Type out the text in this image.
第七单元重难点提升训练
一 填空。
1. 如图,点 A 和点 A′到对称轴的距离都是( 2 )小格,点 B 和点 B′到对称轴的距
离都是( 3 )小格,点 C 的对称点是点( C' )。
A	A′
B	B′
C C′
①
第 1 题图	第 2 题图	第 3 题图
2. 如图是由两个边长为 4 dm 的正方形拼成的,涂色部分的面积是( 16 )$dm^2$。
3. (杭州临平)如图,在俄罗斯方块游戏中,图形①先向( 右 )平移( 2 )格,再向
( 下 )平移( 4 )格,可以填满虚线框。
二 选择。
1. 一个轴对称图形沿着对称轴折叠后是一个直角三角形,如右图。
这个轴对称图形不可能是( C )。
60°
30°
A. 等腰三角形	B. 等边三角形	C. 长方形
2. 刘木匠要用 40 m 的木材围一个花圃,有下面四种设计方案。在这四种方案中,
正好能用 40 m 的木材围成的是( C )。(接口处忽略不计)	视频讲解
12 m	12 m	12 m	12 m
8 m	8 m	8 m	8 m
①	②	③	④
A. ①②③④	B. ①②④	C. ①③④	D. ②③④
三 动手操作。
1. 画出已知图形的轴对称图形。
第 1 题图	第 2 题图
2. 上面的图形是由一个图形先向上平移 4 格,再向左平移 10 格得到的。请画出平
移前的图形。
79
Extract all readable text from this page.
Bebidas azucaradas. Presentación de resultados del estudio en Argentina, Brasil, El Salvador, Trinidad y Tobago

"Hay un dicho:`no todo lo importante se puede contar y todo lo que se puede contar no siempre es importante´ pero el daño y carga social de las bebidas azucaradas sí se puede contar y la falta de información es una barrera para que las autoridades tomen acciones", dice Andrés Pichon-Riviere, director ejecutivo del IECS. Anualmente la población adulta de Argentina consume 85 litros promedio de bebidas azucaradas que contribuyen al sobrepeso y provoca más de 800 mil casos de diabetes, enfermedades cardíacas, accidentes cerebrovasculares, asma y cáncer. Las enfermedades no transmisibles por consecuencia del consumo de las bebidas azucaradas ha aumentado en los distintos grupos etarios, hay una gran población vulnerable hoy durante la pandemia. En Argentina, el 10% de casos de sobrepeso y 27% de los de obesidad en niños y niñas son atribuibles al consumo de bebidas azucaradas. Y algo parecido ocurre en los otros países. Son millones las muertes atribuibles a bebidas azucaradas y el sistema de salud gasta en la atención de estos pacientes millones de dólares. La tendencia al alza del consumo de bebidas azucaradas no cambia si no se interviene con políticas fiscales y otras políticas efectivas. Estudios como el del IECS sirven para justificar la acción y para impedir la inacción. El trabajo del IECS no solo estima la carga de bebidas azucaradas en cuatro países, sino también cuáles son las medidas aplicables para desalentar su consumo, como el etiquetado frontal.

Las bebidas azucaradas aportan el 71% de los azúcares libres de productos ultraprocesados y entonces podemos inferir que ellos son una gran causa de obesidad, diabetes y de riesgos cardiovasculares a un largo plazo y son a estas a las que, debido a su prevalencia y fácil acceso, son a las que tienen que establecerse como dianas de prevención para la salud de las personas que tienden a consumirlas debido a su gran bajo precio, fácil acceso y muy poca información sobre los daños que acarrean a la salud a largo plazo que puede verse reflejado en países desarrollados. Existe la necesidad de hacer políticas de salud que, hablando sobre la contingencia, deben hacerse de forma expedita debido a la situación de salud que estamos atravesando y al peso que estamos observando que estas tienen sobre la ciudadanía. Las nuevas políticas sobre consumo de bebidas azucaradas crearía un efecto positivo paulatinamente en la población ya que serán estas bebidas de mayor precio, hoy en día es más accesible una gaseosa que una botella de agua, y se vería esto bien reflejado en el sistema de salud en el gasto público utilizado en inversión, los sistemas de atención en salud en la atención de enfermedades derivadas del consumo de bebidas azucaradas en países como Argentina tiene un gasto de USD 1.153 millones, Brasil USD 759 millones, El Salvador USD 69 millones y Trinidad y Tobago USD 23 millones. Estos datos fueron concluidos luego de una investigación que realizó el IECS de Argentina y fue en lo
_ _ _ _ _
# Given exercise:
Emit the full listing verbatim.

# Final result:
Type out the text in this image.
第七单元重难点提升训练
一 填空。
1. 如图,点 A 和点 A′到对称轴的距离都是( 2 )小格,点 B 和点 B′到对称轴的距
离都是( 3 )小格,点 C 的对称点是点( C' )。
A	A′
B	B′
C C′
①
第 1 题图	第 2 题图	第 3 题图
2. 如图是由两个边长为 4 dm 的正方形拼成的,涂色部分的面积是( 16 )$dm^2$。
3. (杭州临平)如图,在俄罗斯方块游戏中,图形①先向( 右 )平移( 2 )格,再向
( 下 )平移( 4 )格,可以填满虚线框。
二 选择。
1. 一个轴对称图形沿着对称轴折叠后是一个直角三角形,如右图。
这个轴对称图形不可能是( C )。
60°
30°
A. 等腰三角形	B. 等边三角形	C. 长方形
2. 刘木匠要用 40 m 的木材围一个花圃,有下面四种设计方案。在这四种方案中,
正好能用 40 m 的木材围成的是( C )。(接口处忽略不计)	视频讲解
12 m	12 m	12 m	12 m
8 m	8 m	8 m	8 m
①	②	③	④
A. ①②③④	B. ①②④	C. ①③④	D. ②③④
三 动手操作。
1. 画出已知图形的轴对称图形。
第 1 题图	第 2 题图
2. 上面的图形是由一个图形先向上平移 4 格,再向左平移 10 格得到的。请画出平
移前的图形。
79
Extract all readable text from this page.
Bebidas azucaradas. Presentación de resultados del estudio en Argentina, Brasil, El Salvador, Trinidad y Tobago

"Hay un dicho:`no todo lo importante se puede contar y todo lo que se puede contar no siempre es importante´ pero el daño y carga social de las bebidas azucaradas sí se puede contar y la falta de información es una barrera para que las autoridades tomen acciones", dice Andrés Pichon-Riviere, director ejecutivo del IECS. Anualmente la población adulta de Argentina consume 85 litros promedio de bebidas azucaradas que contribuyen al sobrepeso y provoca más de 800 mil casos de diabetes, enfermedades cardíacas, accidentes cerebrovasculares, asma y cáncer. Las enfermedades no transmisibles por consecuencia del consumo de las bebidas azucaradas ha aumentado en los distintos grupos etarios, hay una gran población vulnerable hoy durante la pandemia. En Argentina, el 10% de casos de sobrepeso y 27% de los de obesidad en niños y niñas son atribuibles al consumo de bebidas azucaradas. Y algo parecido ocurre en los otros países. Son millones las muertes atribuibles a bebidas azucaradas y el sistema de salud gasta en la atención de estos pacientes millones de dólares. La tendencia al alza del consumo de bebidas azucaradas no cambia si no se interviene con políticas fiscales y otras políticas efectivas. Estudios como el del IECS sirven para justificar la acción y para impedir la inacción. El trabajo del IECS no solo estima la carga de bebidas azucaradas en cuatro países, sino también cuáles son las medidas aplicables para desalentar su consumo, como el etiquetado frontal.

Las bebidas azucaradas aportan el 71% de los azúcares libres de productos ultraprocesados y entonces podemos inferir que ellos son una gran causa de obesidad, diabetes y de riesgos cardiovasculares a un largo plazo y son a estas a las que, debido a su prevalencia y fácil acceso, son a las que tienen que establecerse como dianas de prevención para la salud de las personas que tienden a consumirlas debido a su gran bajo precio, fácil acceso y muy poca información sobre los daños que acarrean a la salud a largo plazo que puede verse reflejado en países desarrollados. Existe la necesidad de hacer políticas de salud que, hablando sobre la contingencia, deben hacerse de forma expedita debido a la situación de salud que estamos atravesando y al peso que estamos observando que estas tienen sobre la ciudadanía. Las nuevas políticas sobre consumo de bebidas azucaradas crearía un efecto positivo paulatinamente en la población ya que serán estas bebidas de mayor precio, hoy en día es más accesible una gaseosa que una botella de agua, y se vería esto bien reflejado en el sistema de salud en el gasto público utilizado en inversión, los sistemas de atención en salud en la atención de enfermedades derivadas del consumo de bebidas azucaradas en países como Argentina tiene un gasto de USD 1.153 millones, Brasil USD 759 millones, El Salvador USD 69 millones y Trinidad y Tobago USD 23 millones. Estos datos fueron concluidos luego de una investigación que realizó el IECS de Argentina y fue en lo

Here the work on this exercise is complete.